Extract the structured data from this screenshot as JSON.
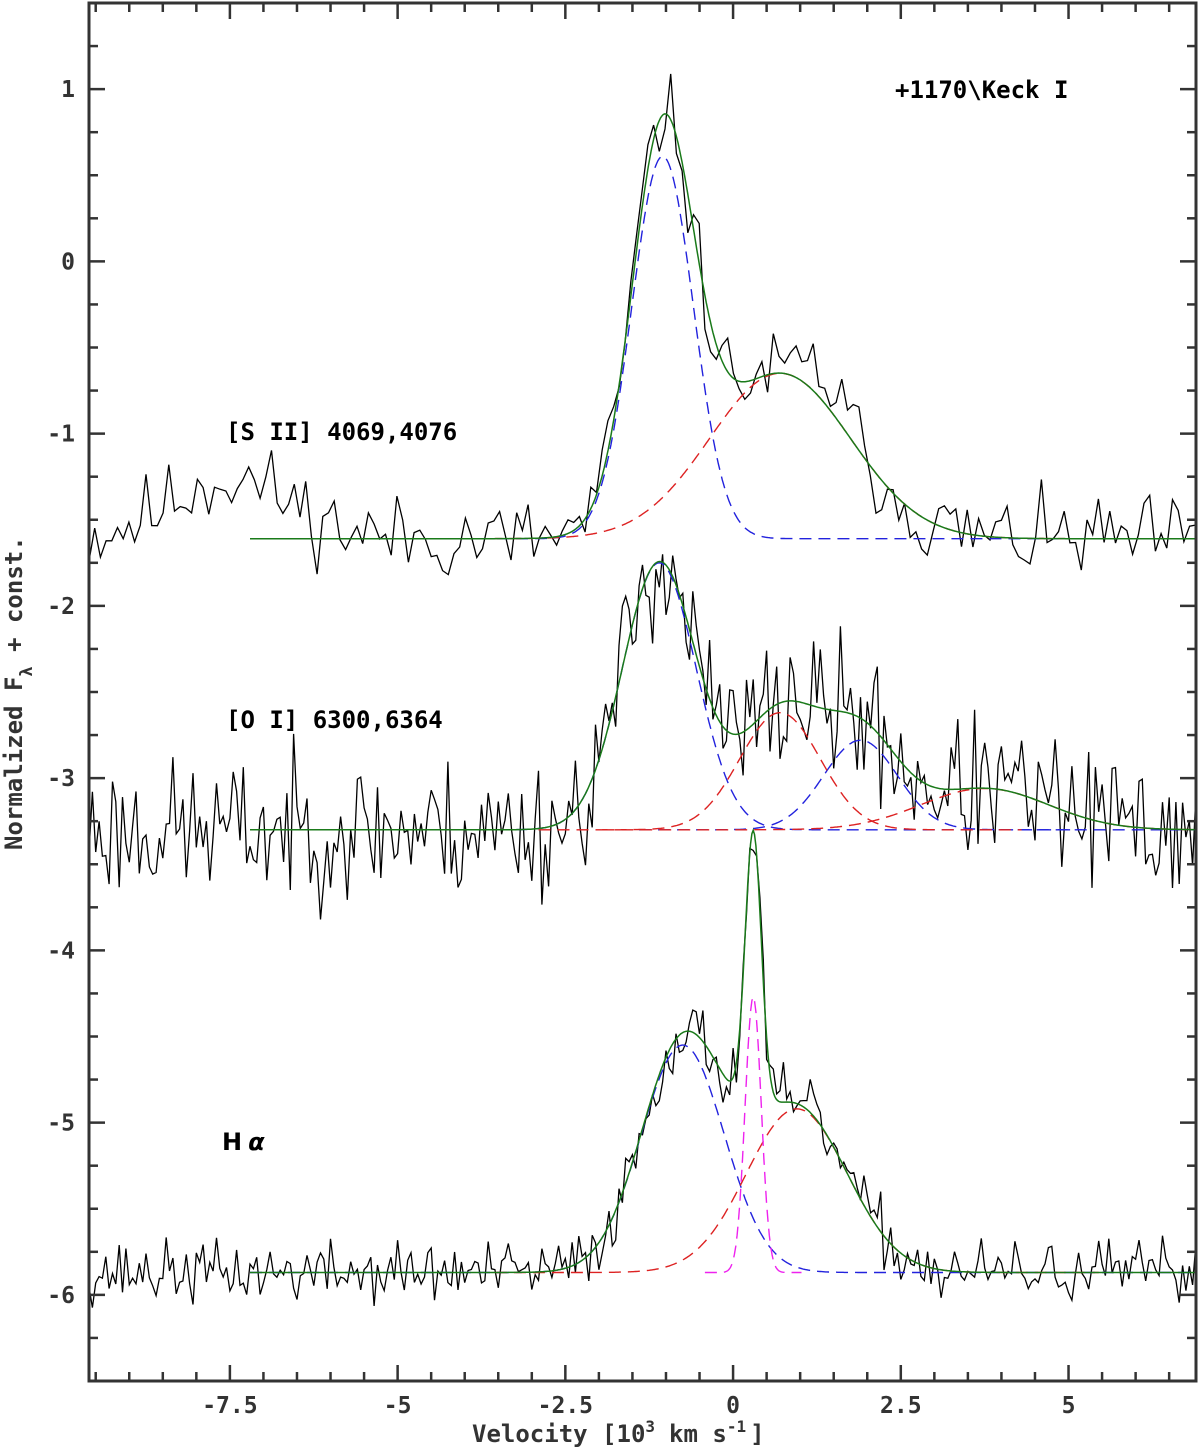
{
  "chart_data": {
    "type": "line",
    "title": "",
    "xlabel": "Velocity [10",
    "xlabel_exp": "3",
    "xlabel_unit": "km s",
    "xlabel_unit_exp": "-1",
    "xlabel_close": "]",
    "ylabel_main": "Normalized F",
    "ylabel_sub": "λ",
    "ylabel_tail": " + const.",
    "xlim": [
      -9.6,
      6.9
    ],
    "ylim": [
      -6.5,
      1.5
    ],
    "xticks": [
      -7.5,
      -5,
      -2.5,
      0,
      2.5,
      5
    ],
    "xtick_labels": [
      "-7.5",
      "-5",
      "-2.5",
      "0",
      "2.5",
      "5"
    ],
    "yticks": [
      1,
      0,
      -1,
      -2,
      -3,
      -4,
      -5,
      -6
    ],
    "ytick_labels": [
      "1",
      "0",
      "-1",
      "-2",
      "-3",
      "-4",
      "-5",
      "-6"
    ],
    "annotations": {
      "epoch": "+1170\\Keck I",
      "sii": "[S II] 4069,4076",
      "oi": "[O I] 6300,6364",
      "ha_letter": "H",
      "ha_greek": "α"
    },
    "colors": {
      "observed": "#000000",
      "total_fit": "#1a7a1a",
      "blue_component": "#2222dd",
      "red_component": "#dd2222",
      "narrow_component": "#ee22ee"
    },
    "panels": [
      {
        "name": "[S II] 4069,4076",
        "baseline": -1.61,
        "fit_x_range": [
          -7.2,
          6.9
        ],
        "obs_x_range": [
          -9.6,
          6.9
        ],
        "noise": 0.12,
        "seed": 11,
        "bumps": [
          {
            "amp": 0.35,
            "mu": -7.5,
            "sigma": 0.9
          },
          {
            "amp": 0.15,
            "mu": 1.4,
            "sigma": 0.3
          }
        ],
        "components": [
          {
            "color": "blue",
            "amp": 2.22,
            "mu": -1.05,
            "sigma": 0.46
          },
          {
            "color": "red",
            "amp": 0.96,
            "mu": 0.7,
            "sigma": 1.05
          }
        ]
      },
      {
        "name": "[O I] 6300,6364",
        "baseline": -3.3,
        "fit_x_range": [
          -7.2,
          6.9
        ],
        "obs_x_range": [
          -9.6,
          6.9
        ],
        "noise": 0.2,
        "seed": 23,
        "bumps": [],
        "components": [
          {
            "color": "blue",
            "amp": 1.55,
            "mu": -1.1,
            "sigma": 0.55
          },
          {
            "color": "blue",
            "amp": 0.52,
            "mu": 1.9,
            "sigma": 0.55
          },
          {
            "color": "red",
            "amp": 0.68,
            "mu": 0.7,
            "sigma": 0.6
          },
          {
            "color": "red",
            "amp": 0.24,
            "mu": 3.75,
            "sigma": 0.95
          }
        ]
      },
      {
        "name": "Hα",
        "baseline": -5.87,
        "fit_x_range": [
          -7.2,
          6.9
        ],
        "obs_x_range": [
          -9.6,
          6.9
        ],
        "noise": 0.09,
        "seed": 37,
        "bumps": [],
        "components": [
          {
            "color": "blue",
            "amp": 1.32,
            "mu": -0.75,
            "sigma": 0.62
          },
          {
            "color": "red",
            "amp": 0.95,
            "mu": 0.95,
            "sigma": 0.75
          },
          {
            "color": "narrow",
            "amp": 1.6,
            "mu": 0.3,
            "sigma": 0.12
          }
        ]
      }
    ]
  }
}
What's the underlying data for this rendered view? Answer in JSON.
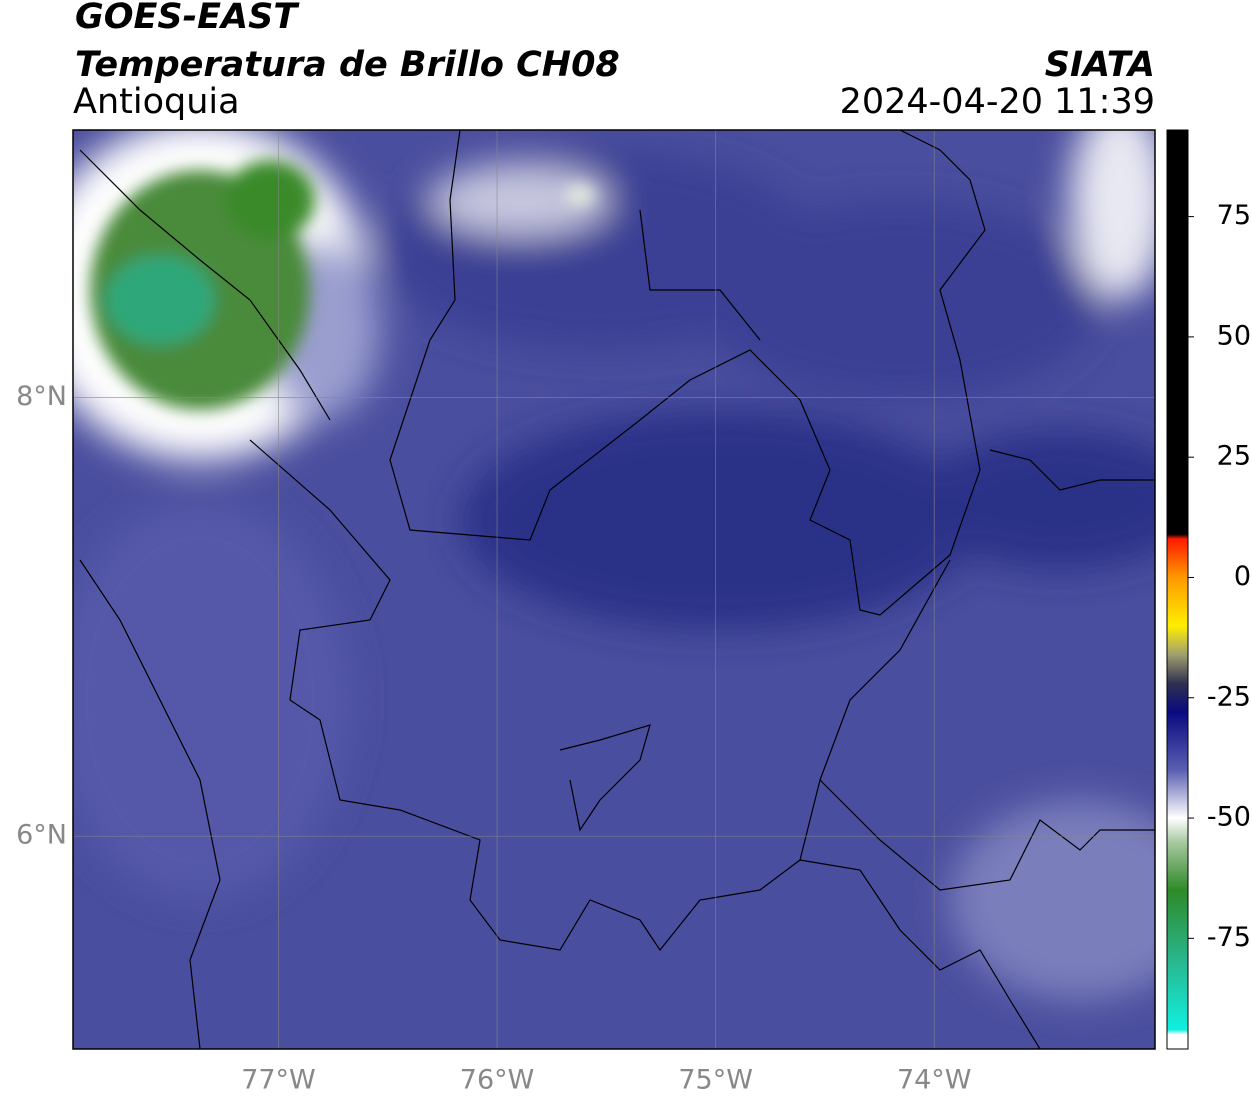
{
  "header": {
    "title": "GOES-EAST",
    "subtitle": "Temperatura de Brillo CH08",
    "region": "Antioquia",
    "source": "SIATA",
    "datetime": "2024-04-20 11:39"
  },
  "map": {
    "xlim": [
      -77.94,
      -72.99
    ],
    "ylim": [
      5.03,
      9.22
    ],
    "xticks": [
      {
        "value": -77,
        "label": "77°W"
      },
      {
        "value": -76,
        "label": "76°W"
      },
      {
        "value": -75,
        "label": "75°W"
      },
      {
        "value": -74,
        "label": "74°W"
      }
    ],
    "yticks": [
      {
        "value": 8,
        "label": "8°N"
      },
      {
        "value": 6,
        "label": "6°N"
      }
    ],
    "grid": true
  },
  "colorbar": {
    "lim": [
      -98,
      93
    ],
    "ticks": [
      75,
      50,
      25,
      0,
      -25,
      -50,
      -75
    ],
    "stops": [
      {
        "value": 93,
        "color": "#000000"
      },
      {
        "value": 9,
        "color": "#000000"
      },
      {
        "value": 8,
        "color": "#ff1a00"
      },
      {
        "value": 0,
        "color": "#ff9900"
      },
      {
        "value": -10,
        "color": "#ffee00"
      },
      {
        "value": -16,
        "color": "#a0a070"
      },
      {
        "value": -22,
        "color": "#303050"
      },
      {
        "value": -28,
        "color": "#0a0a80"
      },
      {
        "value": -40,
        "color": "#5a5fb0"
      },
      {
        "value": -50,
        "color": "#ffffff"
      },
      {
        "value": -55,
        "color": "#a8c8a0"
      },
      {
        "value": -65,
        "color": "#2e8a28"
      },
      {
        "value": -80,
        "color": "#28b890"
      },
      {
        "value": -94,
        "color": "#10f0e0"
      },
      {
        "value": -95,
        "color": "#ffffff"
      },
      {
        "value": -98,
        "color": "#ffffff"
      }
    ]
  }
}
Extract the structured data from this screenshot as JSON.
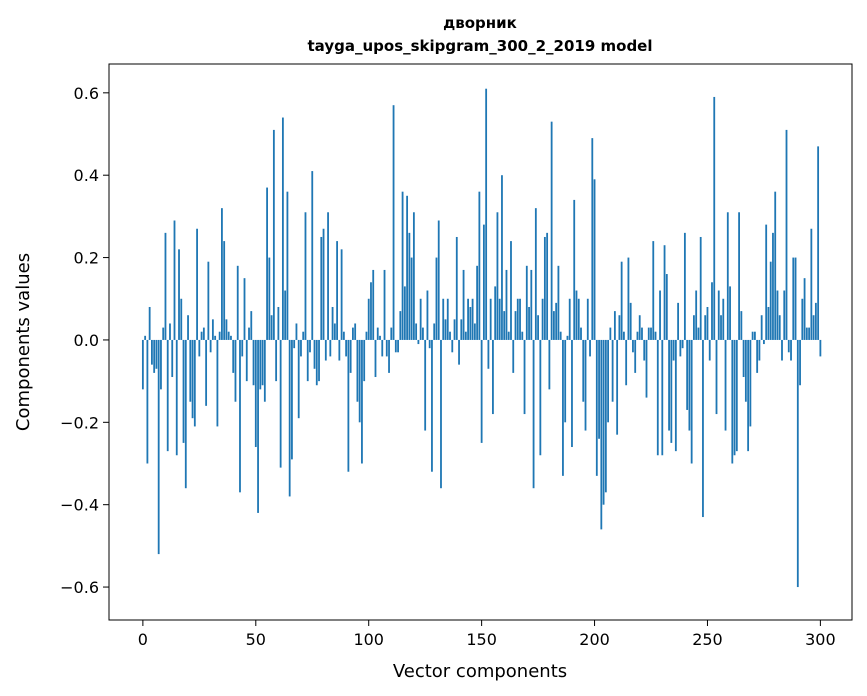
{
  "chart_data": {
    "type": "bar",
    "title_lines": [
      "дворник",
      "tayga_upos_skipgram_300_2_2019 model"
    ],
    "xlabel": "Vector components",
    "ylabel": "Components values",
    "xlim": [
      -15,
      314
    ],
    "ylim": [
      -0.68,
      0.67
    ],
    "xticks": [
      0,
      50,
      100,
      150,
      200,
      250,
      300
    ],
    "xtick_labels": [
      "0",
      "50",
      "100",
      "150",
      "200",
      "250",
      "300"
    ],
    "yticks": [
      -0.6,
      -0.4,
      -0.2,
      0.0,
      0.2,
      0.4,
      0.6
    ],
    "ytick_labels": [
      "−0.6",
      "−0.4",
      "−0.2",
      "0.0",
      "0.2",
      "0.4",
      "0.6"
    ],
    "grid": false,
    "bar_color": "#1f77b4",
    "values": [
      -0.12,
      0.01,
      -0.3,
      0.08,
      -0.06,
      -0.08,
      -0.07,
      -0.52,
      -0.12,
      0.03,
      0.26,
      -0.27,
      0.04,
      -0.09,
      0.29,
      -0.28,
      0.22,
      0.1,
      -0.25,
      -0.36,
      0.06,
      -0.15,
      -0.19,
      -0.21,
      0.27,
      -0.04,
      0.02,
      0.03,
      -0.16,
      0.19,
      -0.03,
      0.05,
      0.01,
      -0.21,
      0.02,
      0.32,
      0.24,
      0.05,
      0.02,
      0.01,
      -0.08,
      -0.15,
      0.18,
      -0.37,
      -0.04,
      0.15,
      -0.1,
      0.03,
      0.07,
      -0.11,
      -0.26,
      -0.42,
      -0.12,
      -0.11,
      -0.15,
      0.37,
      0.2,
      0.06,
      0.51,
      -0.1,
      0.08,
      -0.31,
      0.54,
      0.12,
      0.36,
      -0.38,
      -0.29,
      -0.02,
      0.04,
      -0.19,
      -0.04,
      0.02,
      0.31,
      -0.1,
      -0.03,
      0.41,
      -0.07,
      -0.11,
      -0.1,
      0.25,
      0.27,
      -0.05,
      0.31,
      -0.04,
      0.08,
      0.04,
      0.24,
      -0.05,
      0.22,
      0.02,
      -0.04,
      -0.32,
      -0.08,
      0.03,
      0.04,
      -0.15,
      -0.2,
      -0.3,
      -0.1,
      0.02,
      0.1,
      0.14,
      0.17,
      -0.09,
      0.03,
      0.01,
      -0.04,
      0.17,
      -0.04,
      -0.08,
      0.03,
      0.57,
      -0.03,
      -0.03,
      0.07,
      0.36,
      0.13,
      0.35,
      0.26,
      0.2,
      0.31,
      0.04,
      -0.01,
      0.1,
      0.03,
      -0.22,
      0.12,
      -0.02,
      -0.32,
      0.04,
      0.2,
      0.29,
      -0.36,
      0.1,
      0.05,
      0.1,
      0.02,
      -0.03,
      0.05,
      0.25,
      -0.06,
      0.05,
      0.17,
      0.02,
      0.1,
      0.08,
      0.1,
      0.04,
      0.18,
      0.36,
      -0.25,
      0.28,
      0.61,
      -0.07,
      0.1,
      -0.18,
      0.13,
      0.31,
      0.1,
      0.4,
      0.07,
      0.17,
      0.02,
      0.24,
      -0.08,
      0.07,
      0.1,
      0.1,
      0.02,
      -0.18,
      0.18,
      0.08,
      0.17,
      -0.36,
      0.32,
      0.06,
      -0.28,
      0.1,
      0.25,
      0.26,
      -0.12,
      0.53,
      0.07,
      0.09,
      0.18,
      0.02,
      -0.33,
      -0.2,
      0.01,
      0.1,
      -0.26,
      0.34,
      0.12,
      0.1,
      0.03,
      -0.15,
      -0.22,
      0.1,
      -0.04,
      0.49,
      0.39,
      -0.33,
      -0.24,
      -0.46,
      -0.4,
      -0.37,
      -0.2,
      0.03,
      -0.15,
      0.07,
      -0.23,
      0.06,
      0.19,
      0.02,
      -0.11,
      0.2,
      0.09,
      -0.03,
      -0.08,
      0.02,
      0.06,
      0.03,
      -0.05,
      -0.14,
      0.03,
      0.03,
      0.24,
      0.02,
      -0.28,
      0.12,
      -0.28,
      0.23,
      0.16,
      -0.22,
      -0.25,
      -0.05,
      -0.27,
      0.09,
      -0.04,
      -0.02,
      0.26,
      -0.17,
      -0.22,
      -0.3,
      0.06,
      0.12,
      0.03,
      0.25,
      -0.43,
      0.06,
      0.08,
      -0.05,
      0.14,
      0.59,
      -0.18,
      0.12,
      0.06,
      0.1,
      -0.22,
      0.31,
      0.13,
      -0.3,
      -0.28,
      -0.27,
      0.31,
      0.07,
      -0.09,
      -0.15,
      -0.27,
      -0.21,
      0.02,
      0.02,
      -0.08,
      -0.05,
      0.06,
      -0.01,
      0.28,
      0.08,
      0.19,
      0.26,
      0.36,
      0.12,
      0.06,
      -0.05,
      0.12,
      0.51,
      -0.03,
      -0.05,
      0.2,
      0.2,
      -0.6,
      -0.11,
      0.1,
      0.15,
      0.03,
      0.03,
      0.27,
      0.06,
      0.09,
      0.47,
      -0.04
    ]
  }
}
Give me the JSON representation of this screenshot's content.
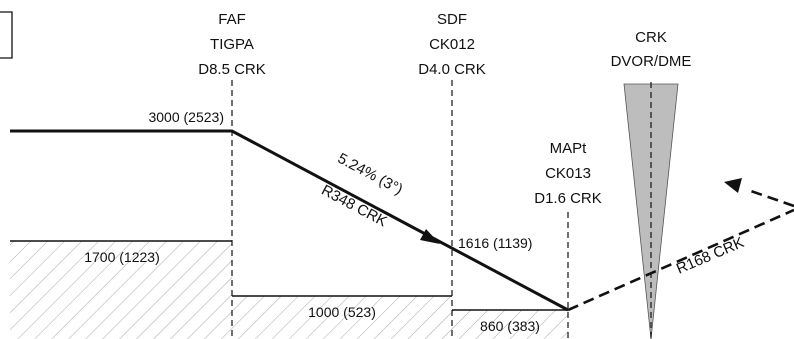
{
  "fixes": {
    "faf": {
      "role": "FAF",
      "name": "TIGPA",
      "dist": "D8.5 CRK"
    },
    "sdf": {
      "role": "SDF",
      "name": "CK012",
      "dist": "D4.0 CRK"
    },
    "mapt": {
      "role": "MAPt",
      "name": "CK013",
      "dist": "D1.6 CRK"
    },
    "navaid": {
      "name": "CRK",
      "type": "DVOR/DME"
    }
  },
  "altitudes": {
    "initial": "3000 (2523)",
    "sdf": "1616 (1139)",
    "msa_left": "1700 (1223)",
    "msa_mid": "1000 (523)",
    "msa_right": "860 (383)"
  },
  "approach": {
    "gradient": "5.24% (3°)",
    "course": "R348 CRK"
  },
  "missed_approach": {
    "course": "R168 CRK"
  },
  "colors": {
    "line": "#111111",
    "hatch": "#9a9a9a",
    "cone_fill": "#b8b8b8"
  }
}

◇ ◇ ◇ ◇

### Work to be completed
Nothing but the lines from the line containing "Give me the" through the last line of the records above is to be extracted, exactly and with no pictures.

### Solution for this exercise
Give me the JSON representation of this screenshot's content.
{
  "fixes": {
    "faf": {
      "role": "FAF",
      "name": "TIGPA",
      "dist": "D8.5 CRK"
    },
    "sdf": {
      "role": "SDF",
      "name": "CK012",
      "dist": "D4.0 CRK"
    },
    "mapt": {
      "role": "MAPt",
      "name": "CK013",
      "dist": "D1.6 CRK"
    },
    "navaid": {
      "name": "CRK",
      "type": "DVOR/DME"
    }
  },
  "altitudes": {
    "initial": "3000 (2523)",
    "sdf": "1616 (1139)",
    "msa_left": "1700 (1223)",
    "msa_mid": "1000 (523)",
    "msa_right": "860 (383)"
  },
  "approach": {
    "gradient": "5.24% (3°)",
    "course": "R348 CRK"
  },
  "missed_approach": {
    "course": "R168 CRK"
  },
  "colors": {
    "line": "#111111",
    "hatch": "#9a9a9a",
    "cone_fill": "#b8b8b8"
  }
}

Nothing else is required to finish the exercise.